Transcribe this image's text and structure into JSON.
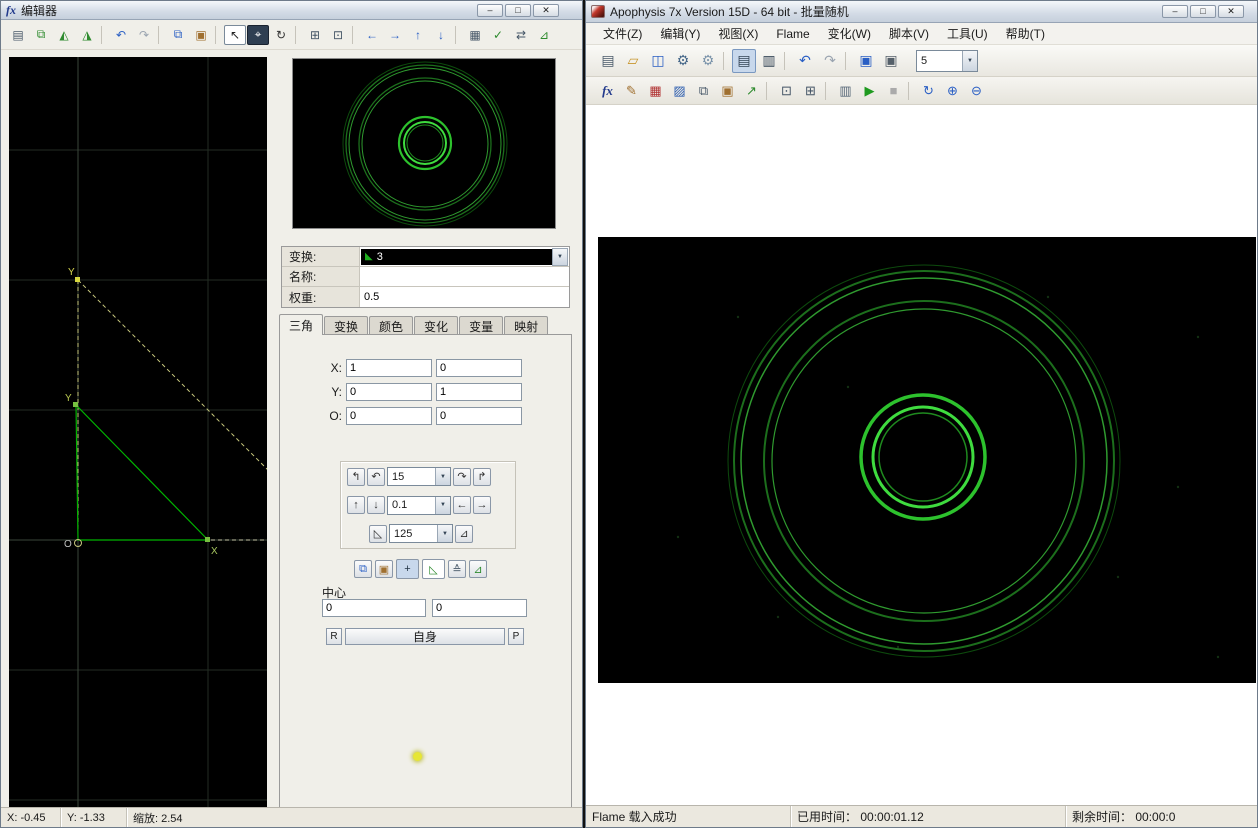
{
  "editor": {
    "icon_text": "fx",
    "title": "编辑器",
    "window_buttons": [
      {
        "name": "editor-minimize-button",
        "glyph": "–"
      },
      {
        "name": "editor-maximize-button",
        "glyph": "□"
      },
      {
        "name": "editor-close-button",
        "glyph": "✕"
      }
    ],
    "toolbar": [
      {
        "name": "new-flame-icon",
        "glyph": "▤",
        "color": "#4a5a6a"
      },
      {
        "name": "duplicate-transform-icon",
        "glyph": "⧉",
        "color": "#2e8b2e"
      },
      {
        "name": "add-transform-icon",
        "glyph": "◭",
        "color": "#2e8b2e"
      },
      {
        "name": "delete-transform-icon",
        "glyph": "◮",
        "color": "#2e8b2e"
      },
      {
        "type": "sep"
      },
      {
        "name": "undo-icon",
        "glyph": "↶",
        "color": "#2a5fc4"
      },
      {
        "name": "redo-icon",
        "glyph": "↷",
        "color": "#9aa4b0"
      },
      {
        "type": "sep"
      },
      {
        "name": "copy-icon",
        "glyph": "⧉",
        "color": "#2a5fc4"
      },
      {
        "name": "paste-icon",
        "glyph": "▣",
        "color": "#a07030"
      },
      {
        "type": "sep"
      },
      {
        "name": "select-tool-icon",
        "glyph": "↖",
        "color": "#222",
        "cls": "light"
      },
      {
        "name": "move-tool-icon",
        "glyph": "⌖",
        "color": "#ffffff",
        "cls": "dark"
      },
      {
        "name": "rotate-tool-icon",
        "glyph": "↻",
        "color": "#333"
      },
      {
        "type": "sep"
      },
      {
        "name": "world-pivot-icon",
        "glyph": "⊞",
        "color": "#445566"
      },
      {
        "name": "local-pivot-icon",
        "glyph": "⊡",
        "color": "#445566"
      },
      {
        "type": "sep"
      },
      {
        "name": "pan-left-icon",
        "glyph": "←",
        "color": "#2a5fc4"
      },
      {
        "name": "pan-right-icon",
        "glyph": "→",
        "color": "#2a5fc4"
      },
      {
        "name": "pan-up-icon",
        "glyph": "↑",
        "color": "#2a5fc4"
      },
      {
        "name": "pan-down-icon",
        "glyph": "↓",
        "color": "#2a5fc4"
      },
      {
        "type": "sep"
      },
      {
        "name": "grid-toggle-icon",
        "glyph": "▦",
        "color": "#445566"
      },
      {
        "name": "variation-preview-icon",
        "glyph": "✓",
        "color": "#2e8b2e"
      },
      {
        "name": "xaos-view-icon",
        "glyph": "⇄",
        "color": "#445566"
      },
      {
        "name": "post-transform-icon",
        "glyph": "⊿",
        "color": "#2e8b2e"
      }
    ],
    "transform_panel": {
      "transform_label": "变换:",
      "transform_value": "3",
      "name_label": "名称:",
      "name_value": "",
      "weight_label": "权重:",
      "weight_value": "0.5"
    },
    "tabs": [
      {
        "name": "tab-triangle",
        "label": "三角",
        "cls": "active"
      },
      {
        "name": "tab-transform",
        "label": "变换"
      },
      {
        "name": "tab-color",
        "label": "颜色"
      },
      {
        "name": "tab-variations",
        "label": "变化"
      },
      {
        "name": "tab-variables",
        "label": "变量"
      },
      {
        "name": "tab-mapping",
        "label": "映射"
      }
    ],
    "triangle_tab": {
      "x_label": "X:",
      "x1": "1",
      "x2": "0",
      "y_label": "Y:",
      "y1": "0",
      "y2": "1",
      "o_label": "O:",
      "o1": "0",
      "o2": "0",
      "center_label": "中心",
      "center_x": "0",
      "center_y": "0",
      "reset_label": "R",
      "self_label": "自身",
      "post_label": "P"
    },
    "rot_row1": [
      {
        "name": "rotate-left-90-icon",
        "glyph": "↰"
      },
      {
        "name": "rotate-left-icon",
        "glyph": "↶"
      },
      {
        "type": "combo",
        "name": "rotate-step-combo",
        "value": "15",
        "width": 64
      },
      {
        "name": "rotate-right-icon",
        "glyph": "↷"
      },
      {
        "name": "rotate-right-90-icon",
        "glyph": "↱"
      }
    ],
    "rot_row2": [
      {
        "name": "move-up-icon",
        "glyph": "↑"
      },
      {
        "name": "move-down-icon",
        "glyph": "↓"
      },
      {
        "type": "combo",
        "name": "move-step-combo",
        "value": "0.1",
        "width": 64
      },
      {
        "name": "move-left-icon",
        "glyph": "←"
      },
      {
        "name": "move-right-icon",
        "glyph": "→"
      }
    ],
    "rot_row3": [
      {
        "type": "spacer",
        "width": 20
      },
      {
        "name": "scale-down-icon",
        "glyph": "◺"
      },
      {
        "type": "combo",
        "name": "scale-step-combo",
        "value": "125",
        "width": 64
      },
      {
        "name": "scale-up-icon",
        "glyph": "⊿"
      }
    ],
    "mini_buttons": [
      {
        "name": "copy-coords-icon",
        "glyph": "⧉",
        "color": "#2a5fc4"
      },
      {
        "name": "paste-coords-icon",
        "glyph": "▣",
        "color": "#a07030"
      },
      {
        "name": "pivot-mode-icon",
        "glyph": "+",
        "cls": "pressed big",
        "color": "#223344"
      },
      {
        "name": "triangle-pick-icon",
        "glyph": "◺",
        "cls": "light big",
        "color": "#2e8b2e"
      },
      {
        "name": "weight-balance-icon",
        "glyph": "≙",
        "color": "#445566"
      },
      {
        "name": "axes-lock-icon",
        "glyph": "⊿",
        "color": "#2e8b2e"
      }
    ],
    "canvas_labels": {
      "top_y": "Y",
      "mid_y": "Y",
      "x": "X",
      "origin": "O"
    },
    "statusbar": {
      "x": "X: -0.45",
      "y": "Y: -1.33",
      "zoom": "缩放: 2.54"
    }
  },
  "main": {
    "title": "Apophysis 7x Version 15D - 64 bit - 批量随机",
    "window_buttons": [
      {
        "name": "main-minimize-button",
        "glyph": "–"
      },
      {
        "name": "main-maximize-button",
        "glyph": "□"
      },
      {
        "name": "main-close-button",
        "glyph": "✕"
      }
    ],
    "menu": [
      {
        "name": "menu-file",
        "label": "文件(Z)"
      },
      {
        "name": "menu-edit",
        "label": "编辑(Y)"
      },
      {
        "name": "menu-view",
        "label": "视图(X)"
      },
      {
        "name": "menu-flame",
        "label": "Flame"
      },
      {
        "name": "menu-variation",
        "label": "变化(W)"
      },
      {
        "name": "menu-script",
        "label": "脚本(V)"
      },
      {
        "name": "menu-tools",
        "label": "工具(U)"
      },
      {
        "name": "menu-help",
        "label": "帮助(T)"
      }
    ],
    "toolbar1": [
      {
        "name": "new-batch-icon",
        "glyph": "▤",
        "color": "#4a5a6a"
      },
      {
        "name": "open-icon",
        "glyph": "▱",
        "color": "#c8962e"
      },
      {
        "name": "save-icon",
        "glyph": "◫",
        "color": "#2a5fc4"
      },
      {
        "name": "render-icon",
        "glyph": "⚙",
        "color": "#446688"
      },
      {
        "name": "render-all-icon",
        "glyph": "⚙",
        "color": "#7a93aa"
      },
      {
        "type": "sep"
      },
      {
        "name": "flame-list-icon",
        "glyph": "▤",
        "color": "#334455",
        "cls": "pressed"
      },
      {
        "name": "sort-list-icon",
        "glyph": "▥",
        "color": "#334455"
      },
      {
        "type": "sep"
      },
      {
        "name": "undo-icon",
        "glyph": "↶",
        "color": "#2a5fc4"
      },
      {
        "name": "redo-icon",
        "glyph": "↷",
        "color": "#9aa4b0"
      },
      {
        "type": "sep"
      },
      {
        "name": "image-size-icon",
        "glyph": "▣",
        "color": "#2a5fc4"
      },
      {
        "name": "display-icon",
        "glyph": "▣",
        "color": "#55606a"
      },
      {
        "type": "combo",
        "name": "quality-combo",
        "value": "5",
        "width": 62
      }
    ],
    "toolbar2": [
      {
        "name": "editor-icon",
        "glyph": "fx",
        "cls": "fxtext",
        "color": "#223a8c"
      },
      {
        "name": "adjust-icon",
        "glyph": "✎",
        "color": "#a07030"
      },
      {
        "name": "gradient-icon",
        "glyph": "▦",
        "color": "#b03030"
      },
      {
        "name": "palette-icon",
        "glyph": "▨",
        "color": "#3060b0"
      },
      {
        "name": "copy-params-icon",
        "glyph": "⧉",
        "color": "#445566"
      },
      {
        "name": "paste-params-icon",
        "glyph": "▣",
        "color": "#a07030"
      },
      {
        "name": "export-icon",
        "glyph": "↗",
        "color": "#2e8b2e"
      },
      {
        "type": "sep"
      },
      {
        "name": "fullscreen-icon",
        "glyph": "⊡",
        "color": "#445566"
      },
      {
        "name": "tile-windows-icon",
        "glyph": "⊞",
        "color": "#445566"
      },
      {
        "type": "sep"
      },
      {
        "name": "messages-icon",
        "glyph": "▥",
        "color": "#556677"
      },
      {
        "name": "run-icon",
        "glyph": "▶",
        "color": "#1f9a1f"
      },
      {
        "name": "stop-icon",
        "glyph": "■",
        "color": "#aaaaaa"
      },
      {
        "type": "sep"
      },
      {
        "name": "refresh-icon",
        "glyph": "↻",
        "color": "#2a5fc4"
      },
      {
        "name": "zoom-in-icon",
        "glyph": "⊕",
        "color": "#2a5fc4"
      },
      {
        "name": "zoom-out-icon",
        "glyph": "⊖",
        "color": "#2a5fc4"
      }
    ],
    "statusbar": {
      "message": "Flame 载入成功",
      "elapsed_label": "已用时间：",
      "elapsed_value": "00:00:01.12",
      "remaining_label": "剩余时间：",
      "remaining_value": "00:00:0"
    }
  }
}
——————
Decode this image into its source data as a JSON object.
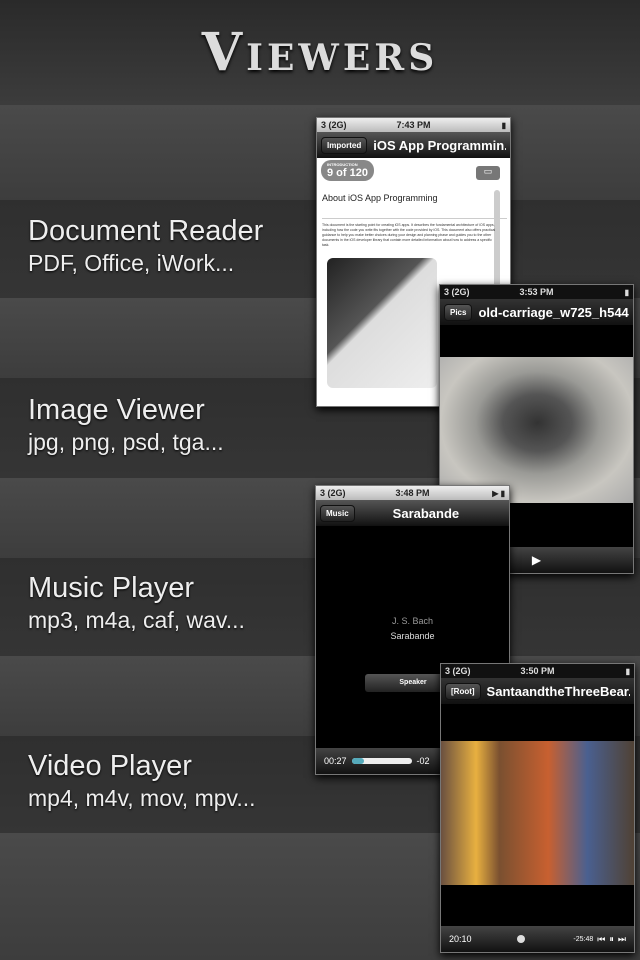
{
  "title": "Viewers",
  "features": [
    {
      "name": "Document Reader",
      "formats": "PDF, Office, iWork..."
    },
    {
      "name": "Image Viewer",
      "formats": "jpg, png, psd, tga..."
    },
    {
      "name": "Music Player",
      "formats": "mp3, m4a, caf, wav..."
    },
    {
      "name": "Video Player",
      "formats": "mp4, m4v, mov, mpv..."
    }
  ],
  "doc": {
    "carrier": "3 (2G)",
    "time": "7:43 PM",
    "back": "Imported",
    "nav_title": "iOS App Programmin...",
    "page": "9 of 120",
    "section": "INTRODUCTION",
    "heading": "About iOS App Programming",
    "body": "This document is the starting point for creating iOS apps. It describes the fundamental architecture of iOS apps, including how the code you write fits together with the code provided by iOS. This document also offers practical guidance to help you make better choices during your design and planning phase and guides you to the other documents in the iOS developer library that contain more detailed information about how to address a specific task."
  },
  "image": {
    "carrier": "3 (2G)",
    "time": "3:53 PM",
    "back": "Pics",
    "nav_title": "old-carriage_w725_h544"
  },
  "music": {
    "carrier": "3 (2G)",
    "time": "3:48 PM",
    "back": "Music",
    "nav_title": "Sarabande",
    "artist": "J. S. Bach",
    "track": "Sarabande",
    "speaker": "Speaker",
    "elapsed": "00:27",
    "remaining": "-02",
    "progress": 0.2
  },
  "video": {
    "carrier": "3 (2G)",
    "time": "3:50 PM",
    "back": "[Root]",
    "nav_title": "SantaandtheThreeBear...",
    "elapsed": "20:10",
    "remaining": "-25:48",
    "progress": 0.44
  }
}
——————
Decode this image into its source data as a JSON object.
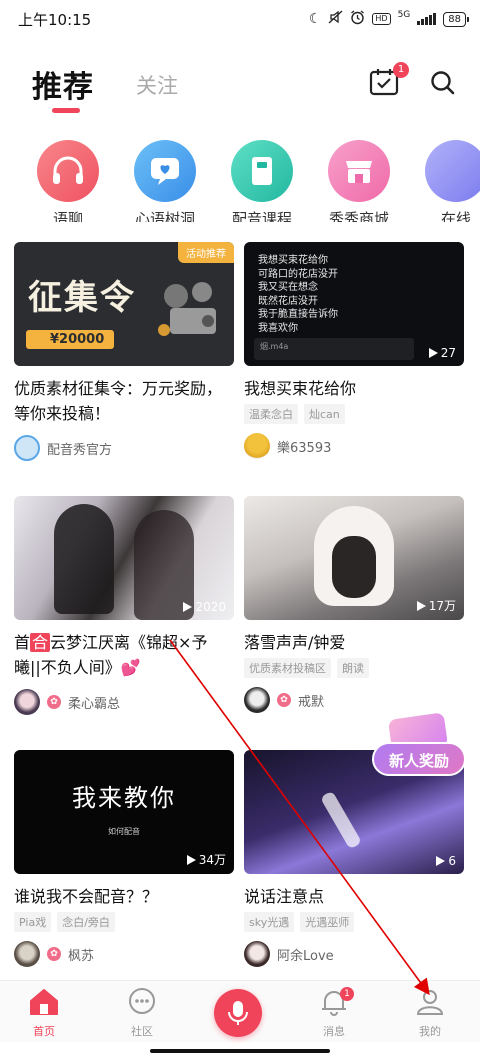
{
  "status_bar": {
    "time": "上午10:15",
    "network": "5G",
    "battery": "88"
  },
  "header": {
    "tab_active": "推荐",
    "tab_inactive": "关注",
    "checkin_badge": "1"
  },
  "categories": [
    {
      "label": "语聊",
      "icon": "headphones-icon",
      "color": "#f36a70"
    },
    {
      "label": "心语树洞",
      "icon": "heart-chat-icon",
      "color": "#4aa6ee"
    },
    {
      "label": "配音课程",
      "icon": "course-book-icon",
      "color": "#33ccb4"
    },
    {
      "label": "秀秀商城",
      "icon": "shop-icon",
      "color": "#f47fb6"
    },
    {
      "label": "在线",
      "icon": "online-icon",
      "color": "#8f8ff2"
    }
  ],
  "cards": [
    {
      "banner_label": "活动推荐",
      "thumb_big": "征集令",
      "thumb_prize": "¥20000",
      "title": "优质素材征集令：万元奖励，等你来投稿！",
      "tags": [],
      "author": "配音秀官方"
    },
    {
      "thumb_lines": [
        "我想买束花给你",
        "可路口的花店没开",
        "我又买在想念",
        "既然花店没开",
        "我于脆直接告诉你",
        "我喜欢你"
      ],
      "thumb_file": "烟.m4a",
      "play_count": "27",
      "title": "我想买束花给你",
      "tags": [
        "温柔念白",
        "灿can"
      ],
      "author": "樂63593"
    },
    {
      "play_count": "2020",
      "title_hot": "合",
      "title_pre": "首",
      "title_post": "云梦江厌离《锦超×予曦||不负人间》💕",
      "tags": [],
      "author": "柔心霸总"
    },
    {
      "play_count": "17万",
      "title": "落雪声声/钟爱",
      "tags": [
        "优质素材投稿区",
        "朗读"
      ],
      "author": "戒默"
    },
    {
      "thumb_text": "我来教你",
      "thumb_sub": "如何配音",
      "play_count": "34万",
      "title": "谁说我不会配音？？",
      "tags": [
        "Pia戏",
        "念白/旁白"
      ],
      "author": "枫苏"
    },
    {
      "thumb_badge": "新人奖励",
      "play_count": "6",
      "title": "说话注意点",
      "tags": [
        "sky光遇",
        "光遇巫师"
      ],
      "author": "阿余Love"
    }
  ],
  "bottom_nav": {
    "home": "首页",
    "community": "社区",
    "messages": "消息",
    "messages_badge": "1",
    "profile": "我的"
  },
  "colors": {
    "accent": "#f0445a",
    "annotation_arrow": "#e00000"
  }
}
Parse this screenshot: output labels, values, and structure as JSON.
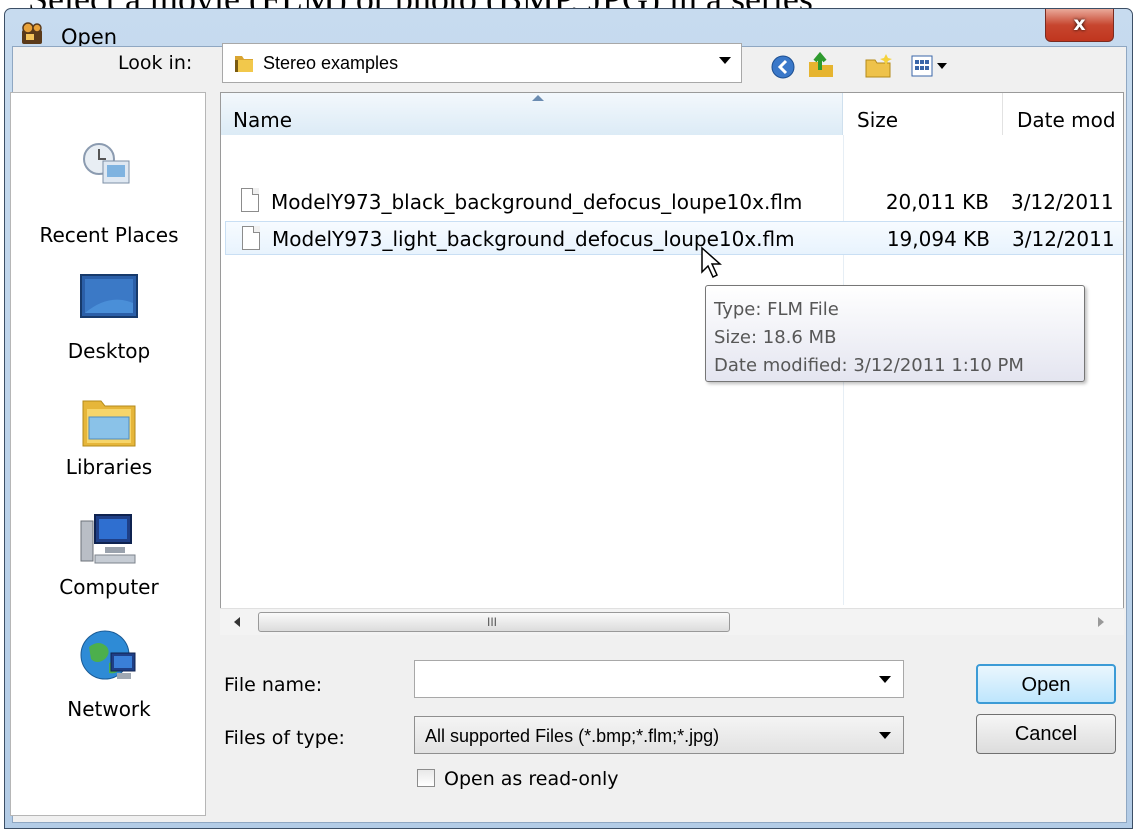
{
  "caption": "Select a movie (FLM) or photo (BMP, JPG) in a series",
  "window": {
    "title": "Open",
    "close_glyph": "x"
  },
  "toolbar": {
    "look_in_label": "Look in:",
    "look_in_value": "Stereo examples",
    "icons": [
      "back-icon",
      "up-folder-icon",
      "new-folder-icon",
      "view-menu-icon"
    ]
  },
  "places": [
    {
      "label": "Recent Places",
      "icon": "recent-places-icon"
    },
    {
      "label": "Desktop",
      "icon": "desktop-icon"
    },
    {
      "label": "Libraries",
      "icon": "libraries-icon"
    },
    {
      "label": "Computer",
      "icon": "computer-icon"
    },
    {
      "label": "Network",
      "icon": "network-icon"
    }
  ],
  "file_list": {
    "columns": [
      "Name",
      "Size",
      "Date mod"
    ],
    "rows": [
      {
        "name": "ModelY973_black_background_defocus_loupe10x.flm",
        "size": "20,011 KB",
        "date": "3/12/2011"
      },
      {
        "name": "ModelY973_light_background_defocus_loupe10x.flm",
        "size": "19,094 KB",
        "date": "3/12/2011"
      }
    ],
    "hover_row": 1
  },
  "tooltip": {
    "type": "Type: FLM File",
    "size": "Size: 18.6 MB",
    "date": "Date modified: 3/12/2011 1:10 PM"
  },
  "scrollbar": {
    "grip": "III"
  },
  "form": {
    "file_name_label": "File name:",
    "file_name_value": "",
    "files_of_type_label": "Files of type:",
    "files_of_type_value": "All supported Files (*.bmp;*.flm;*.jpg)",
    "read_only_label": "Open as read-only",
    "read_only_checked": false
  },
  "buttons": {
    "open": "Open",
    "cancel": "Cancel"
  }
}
——————
## Task to carry out
Copy each line of the entries that includes the word "zoom".

## Exercise answer
      "zoom": "缩放: 2.54"
        "name": "zoom-in-icon",
        "name": "zoom-out-icon",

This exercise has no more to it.